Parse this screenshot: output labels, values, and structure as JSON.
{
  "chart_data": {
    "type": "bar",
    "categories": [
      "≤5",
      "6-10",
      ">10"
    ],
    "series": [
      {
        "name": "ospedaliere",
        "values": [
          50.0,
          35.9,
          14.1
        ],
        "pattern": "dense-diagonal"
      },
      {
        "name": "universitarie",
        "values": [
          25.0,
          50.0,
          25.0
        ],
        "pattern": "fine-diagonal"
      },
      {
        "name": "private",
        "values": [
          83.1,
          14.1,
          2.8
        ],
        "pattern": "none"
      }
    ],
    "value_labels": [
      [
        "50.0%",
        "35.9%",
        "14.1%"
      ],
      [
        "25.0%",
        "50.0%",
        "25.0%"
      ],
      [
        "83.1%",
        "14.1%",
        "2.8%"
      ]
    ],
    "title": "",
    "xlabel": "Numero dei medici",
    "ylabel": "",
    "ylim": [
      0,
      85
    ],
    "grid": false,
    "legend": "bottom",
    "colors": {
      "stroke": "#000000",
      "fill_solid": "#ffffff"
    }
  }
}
------------------------------------------------------------
All of the entries above should be written out again exactly.

CORRECT OUTPUT
Parse this screenshot: output labels, values, and structure as JSON.
{
  "chart_data": {
    "type": "bar",
    "categories": [
      "≤5",
      "6-10",
      ">10"
    ],
    "series": [
      {
        "name": "ospedaliere",
        "values": [
          50.0,
          35.9,
          14.1
        ],
        "pattern": "dense-diagonal"
      },
      {
        "name": "universitarie",
        "values": [
          25.0,
          50.0,
          25.0
        ],
        "pattern": "fine-diagonal"
      },
      {
        "name": "private",
        "values": [
          83.1,
          14.1,
          2.8
        ],
        "pattern": "none"
      }
    ],
    "value_labels": [
      [
        "50.0%",
        "35.9%",
        "14.1%"
      ],
      [
        "25.0%",
        "50.0%",
        "25.0%"
      ],
      [
        "83.1%",
        "14.1%",
        "2.8%"
      ]
    ],
    "title": "",
    "xlabel": "Numero dei medici",
    "ylabel": "",
    "ylim": [
      0,
      85
    ],
    "grid": false,
    "legend": "bottom",
    "colors": {
      "stroke": "#000000",
      "fill_solid": "#ffffff"
    }
  }
}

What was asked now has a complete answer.